→ Exercise aim: Restate the data word for word and leave the images out.

→ Exercise inputs:
=-=-=-=-=

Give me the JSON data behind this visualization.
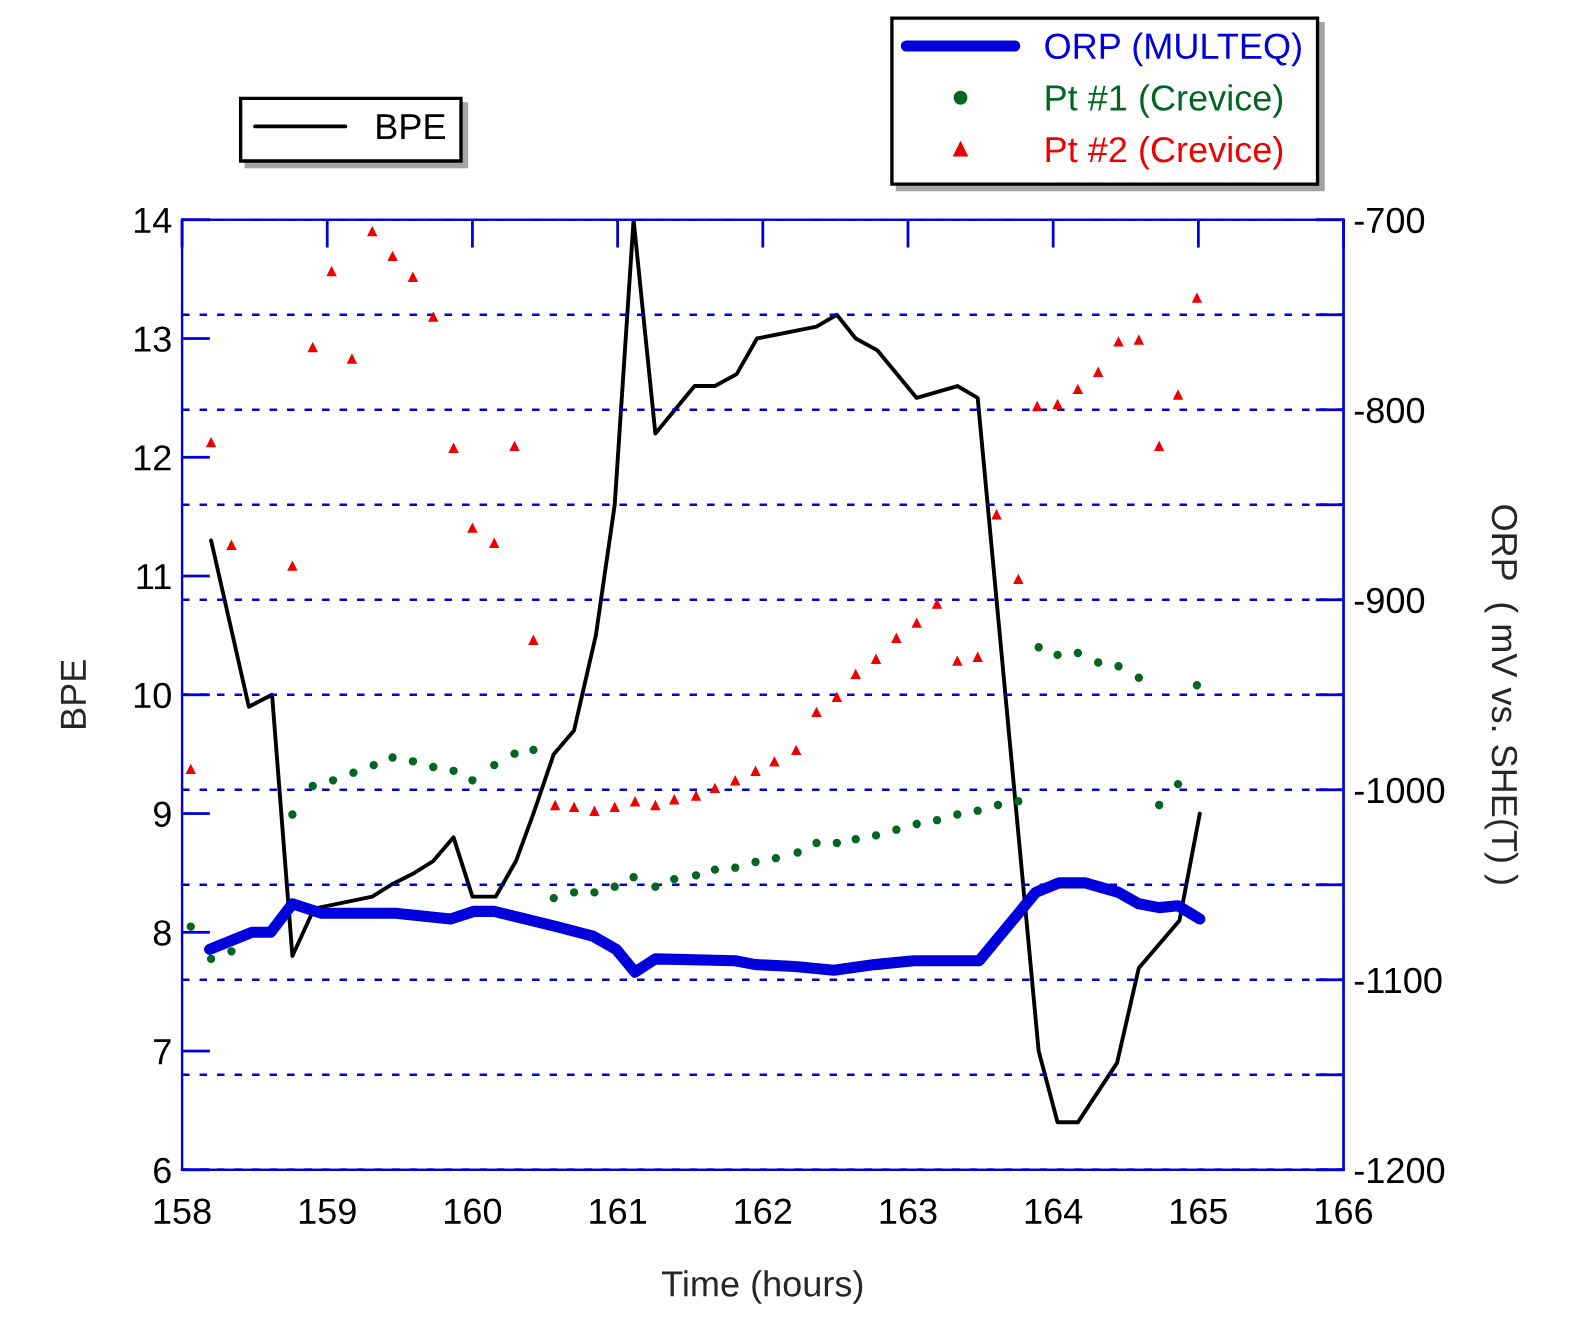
{
  "chart_data": {
    "type": "line",
    "xlabel": "Time (hours)",
    "ylabel": "BPE",
    "y2label": "ORP  ( mV vs. SHE(T) )",
    "xlim": [
      158,
      166
    ],
    "xticks": [
      158,
      159,
      160,
      161,
      162,
      163,
      164,
      165,
      166
    ],
    "ylim": [
      6,
      14
    ],
    "yticks": [
      6,
      7,
      8,
      9,
      10,
      11,
      12,
      13,
      14
    ],
    "y2lim": [
      -1200,
      -700
    ],
    "y2ticks": [
      -1200,
      {
        "value": -1150,
        "label": null
      },
      -1100,
      {
        "value": -1050,
        "label": null
      },
      -1000,
      {
        "value": -950,
        "label": null
      },
      -900,
      {
        "value": -850,
        "label": null
      },
      -800,
      {
        "value": -750,
        "label": null
      },
      -700
    ],
    "grid": "y2",
    "legend": "top",
    "marker": "none",
    "line_style": "solid",
    "series": [
      {
        "name": "BPE",
        "color": "#000000",
        "x": [
          158.2,
          158.46,
          158.62,
          158.76,
          158.91,
          159.31,
          159.44,
          159.6,
          159.73,
          159.87,
          160.0,
          160.16,
          160.3,
          160.42,
          160.56,
          160.7,
          160.85,
          160.98,
          161.11,
          161.26,
          161.53,
          161.67,
          161.82,
          161.96,
          162.37,
          162.51,
          162.64,
          162.79,
          163.06,
          163.34,
          163.48,
          163.9,
          164.03,
          164.17,
          164.44,
          164.59,
          164.73,
          164.87,
          165.01
        ],
        "values": [
          11.3,
          9.9,
          10.0,
          7.8,
          8.2,
          8.3,
          8.4,
          8.5,
          8.6,
          8.8,
          8.3,
          8.3,
          8.6,
          9.0,
          9.5,
          9.7,
          10.5,
          11.6,
          14.0,
          12.2,
          12.6,
          12.6,
          12.7,
          13.0,
          13.1,
          13.2,
          13.0,
          12.9,
          12.5,
          12.6,
          12.5,
          7.0,
          6.4,
          6.4,
          6.9,
          7.7,
          7.9,
          8.1,
          9.0
        ]
      },
      {
        "name": "ORP (MULTEQ)",
        "type": "line",
        "axis": "y2",
        "color": "#0000dd",
        "x": [
          158.19,
          158.48,
          158.61,
          158.76,
          158.96,
          159.47,
          159.85,
          160.01,
          160.15,
          160.58,
          160.83,
          160.99,
          161.12,
          161.26,
          161.81,
          161.95,
          162.22,
          162.49,
          162.77,
          163.04,
          163.49,
          163.88,
          164.04,
          164.22,
          164.45,
          164.59,
          164.73,
          164.86,
          165.01
        ],
        "values": [
          -1084,
          -1075,
          -1075,
          -1060,
          -1065,
          -1065,
          -1068,
          -1064,
          -1064,
          -1072,
          -1077,
          -1084,
          -1096,
          -1089,
          -1090,
          -1092,
          -1093,
          -1095,
          -1092,
          -1090,
          -1090,
          -1054,
          -1049,
          -1049,
          -1054,
          -1060,
          -1062,
          -1061,
          -1068
        ]
      },
      {
        "name": "Pt #1 (Crevice)",
        "type": "scatter",
        "axis": "y2",
        "marker": "circle",
        "color": "#006622",
        "x": [
          158.06,
          158.2,
          158.34,
          158.76,
          158.9,
          159.04,
          159.18,
          159.32,
          159.45,
          159.59,
          159.73,
          159.87,
          160.0,
          160.15,
          160.29,
          160.42,
          160.56,
          160.7,
          160.84,
          160.98,
          161.11,
          161.26,
          161.39,
          161.54,
          161.67,
          161.81,
          161.95,
          162.09,
          162.24,
          162.37,
          162.51,
          162.64,
          162.78,
          162.92,
          163.06,
          163.2,
          163.34,
          163.48,
          163.62,
          163.76,
          163.9,
          164.03,
          164.17,
          164.31,
          164.45,
          164.59,
          164.73,
          164.86,
          164.99
        ],
        "values": [
          -1072,
          -1089,
          -1085,
          -1013,
          -998,
          -995,
          -991,
          -987,
          -983,
          -985,
          -988,
          -990,
          -995,
          -987,
          -981,
          -979,
          -1057,
          -1054,
          -1054,
          -1051,
          -1046,
          -1051,
          -1047,
          -1045,
          -1042,
          -1041,
          -1038,
          -1036,
          -1033,
          -1028,
          -1028,
          -1026,
          -1024,
          -1021,
          -1018,
          -1016,
          -1013,
          -1011,
          -1008,
          -1006,
          -925,
          -929,
          -928,
          -933,
          -935,
          -941,
          -1008,
          -997,
          -945
        ]
      },
      {
        "name": "Pt #2 (Crevice)",
        "type": "scatter",
        "axis": "y2",
        "marker": "triangle",
        "color": "#ee0000",
        "x": [
          158.06,
          158.2,
          158.34,
          158.76,
          158.9,
          159.03,
          159.17,
          159.31,
          159.45,
          159.59,
          159.73,
          159.87,
          160.0,
          160.15,
          160.29,
          160.42,
          160.57,
          160.7,
          160.84,
          160.98,
          161.12,
          161.26,
          161.39,
          161.54,
          161.67,
          161.81,
          161.95,
          162.08,
          162.23,
          162.37,
          162.51,
          162.64,
          162.78,
          162.92,
          163.06,
          163.2,
          163.34,
          163.48,
          163.61,
          163.76,
          163.89,
          164.03,
          164.17,
          164.31,
          164.45,
          164.59,
          164.73,
          164.86,
          164.99
        ],
        "values": [
          -989,
          -817,
          -871,
          -882,
          -767,
          -727,
          -773,
          -706,
          -719,
          -730,
          -751,
          -820,
          -862,
          -870,
          -819,
          -921,
          -1008,
          -1009,
          -1011,
          -1009,
          -1006,
          -1008,
          -1005,
          -1003,
          -999,
          -995,
          -990,
          -985,
          -979,
          -959,
          -951,
          -939,
          -931,
          -920,
          -912,
          -902,
          -932,
          -930,
          -855,
          -889,
          -798,
          -797,
          -789,
          -780,
          -764,
          -763,
          -819,
          -792,
          -741
        ]
      }
    ]
  }
}
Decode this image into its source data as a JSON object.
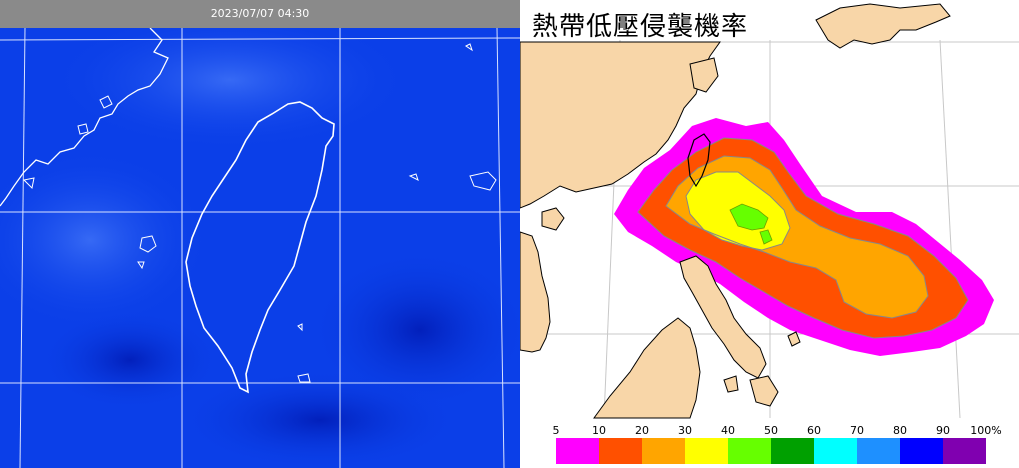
{
  "satellite": {
    "timestamp": "2023/07/07 04:30"
  },
  "probability_map": {
    "title": "熱帶低壓侵襲機率"
  },
  "legend": {
    "ticks": [
      "5",
      "10",
      "20",
      "30",
      "40",
      "50",
      "60",
      "70",
      "80",
      "90",
      "100%"
    ],
    "colors": [
      "#ff00ff",
      "#ff5000",
      "#ffa500",
      "#ffff00",
      "#66ff00",
      "#00a000",
      "#00ffff",
      "#1e90ff",
      "#0000ff",
      "#8000b0"
    ]
  },
  "colors": {
    "sat_background": "#0b3fe8",
    "land": "#f8d6a8"
  }
}
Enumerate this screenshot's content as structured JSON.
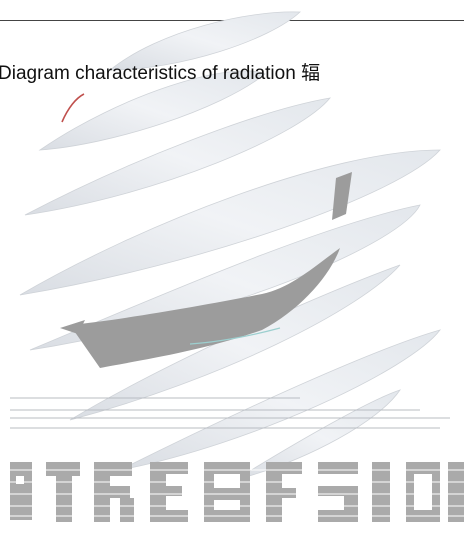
{
  "caption": {
    "text": "Diagram characteristics of radiation 辐"
  },
  "logo": {
    "icon": "striped-emblem-logo",
    "wordmark_color": "#aaaaaa",
    "stripe_fill": "#eef0f4",
    "accent_gray": "#9c9c9c",
    "accent_red": "#c0504d"
  }
}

=-=-=-=-=

→ Solution to the problem:
Give me the JSON data behind this visualization.
{
  "chart_data": {
    "type": "line",
    "xlabel": "Time (hours)",
    "ylabel": "BPE",
    "y2label": "ORP  ( mV vs. SHE(T) )",
    "xlim": [
      158,
      166
    ],
    "xticks": [
      158,
      159,
      160,
      161,
      162,
      163,
      164,
      165,
      166
    ],
    "ylim": [
      6,
      14
    ],
    "yticks": [
      6,
      7,
      8,
      9,
      10,
      11,
      12,
      13,
      14
    ],
    "y2lim": [
      -1200,
      -700
    ],
    "y2ticks": [
      -1200,
      {
        "value": -1150,
        "label": null
      },
      -1100,
      {
        "value": -1050,
        "label": null
      },
      -1000,
      {
        "value": -950,
        "label": null
      },
      -900,
      {
        "value": -850,
        "label": null
      },
      -800,
      {
        "value": -750,
        "label": null
      },
      -700
    ],
    "grid": "y2",
    "legend": "top",
    "marker": "none",
    "line_style": "solid",
    "series": [
      {
        "name": "BPE",
        "color": "#000000",
        "x": [
          158.2,
          158.46,
          158.62,
          158.76,
          158.91,
          159.31,
          159.44,
          159.6,
          159.73,
          159.87,
          160.0,
          160.16,
          160.3,
          160.42,
          160.56,
          160.7,
          160.85,
          160.98,
          161.11,
          161.26,
          161.53,
          161.67,
          161.82,
          161.96,
          162.37,
          162.51,
          162.64,
          162.79,
          163.06,
          163.34,
          163.48,
          163.9,
          164.03,
          164.17,
          164.44,
          164.59,
          164.73,
          164.87,
          165.01
        ],
        "values": [
          11.3,
          9.9,
          10.0,
          7.8,
          8.2,
          8.3,
          8.4,
          8.5,
          8.6,
          8.8,
          8.3,
          8.3,
          8.6,
          9.0,
          9.5,
          9.7,
          10.5,
          11.6,
          14.0,
          12.2,
          12.6,
          12.6,
          12.7,
          13.0,
          13.1,
          13.2,
          13.0,
          12.9,
          12.5,
          12.6,
          12.5,
          7.0,
          6.4,
          6.4,
          6.9,
          7.7,
          7.9,
          8.1,
          9.0
        ]
      },
      {
        "name": "ORP (MULTEQ)",
        "type": "line",
        "axis": "y2",
        "color": "#0000dd",
        "x": [
          158.19,
          158.48,
          158.61,
          158.76,
          158.96,
          159.47,
          159.85,
          160.01,
          160.15,
          160.58,
          160.83,
          160.99,
          161.12,
          161.26,
          161.81,
          161.95,
          162.22,
          162.49,
          162.77,
          163.04,
          163.49,
          163.88,
          164.04,
          164.22,
          164.45,
          164.59,
          164.73,
          164.86,
          165.01
        ],
        "values": [
          -1084,
          -1075,
          -1075,
          -1060,
          -1065,
          -1065,
          -1068,
          -1064,
          -1064,
          -1072,
          -1077,
          -1084,
          -1096,
          -1089,
          -1090,
          -1092,
          -1093,
          -1095,
          -1092,
          -1090,
          -1090,
          -1054,
          -1049,
          -1049,
          -1054,
          -1060,
          -1062,
          -1061,
          -1068
        ]
      },
      {
        "name": "Pt #1 (Crevice)",
        "type": "scatter",
        "axis": "y2",
        "marker": "circle",
        "color": "#006622",
        "x": [
          158.06,
          158.2,
          158.34,
          158.76,
          158.9,
          159.04,
          159.18,
          159.32,
          159.45,
          159.59,
          159.73,
          159.87,
          160.0,
          160.15,
          160.29,
          160.42,
          160.56,
          160.7,
          160.84,
          160.98,
          161.11,
          161.26,
          161.39,
          161.54,
          161.67,
          161.81,
          161.95,
          162.09,
          162.24,
          162.37,
          162.51,
          162.64,
          162.78,
          162.92,
          163.06,
          163.2,
          163.34,
          163.48,
          163.62,
          163.76,
          163.9,
          164.03,
          164.17,
          164.31,
          164.45,
          164.59,
          164.73,
          164.86,
          164.99
        ],
        "values": [
          -1072,
          -1089,
          -1085,
          -1013,
          -998,
          -995,
          -991,
          -987,
          -983,
          -985,
          -988,
          -990,
          -995,
          -987,
          -981,
          -979,
          -1057,
          -1054,
          -1054,
          -1051,
          -1046,
          -1051,
          -1047,
          -1045,
          -1042,
          -1041,
          -1038,
          -1036,
          -1033,
          -1028,
          -1028,
          -1026,
          -1024,
          -1021,
          -1018,
          -1016,
          -1013,
          -1011,
          -1008,
          -1006,
          -925,
          -929,
          -928,
          -933,
          -935,
          -941,
          -1008,
          -997,
          -945
        ]
      },
      {
        "name": "Pt #2 (Crevice)",
        "type": "scatter",
        "axis": "y2",
        "marker": "triangle",
        "color": "#ee0000",
        "x": [
          158.06,
          158.2,
          158.34,
          158.76,
          158.9,
          159.03,
          159.17,
          159.31,
          159.45,
          159.59,
          159.73,
          159.87,
          160.0,
          160.15,
          160.29,
          160.42,
          160.57,
          160.7,
          160.84,
          160.98,
          161.12,
          161.26,
          161.39,
          161.54,
          161.67,
          161.81,
          161.95,
          162.08,
          162.23,
          162.37,
          162.51,
          162.64,
          162.78,
          162.92,
          163.06,
          163.2,
          163.34,
          163.48,
          163.61,
          163.76,
          163.89,
          164.03,
          164.17,
          164.31,
          164.45,
          164.59,
          164.73,
          164.86,
          164.99
        ],
        "values": [
          -989,
          -817,
          -871,
          -882,
          -767,
          -727,
          -773,
          -706,
          -719,
          -730,
          -751,
          -820,
          -862,
          -870,
          -819,
          -921,
          -1008,
          -1009,
          -1011,
          -1009,
          -1006,
          -1008,
          -1005,
          -1003,
          -999,
          -995,
          -990,
          -985,
          -979,
          -959,
          -951,
          -939,
          -931,
          -920,
          -912,
          -902,
          -932,
          -930,
          -855,
          -889,
          -798,
          -797,
          -789,
          -780,
          -764,
          -763,
          -819,
          -792,
          -741
        ]
      }
    ]
  }
}
Decode this image into its source data as a JSON object.
{
  "satellite": {
    "timestamp": "2023/07/07 04:30"
  },
  "probability_map": {
    "title": "熱帶低壓侵襲機率"
  },
  "legend": {
    "ticks": [
      "5",
      "10",
      "20",
      "30",
      "40",
      "50",
      "60",
      "70",
      "80",
      "90",
      "100%"
    ],
    "colors": [
      "#ff00ff",
      "#ff5000",
      "#ffa500",
      "#ffff00",
      "#66ff00",
      "#00a000",
      "#00ffff",
      "#1e90ff",
      "#0000ff",
      "#8000b0"
    ]
  },
  "colors": {
    "sat_background": "#0b3fe8",
    "land": "#f8d6a8"
  }
}
Enumerate this screenshot's content as structured JSON.
{
  "caption": {
    "text": "Diagram characteristics of radiation 辐"
  },
  "logo": {
    "icon": "striped-emblem-logo",
    "wordmark_color": "#aaaaaa",
    "stripe_fill": "#eef0f4",
    "accent_gray": "#9c9c9c",
    "accent_red": "#c0504d"
  }
}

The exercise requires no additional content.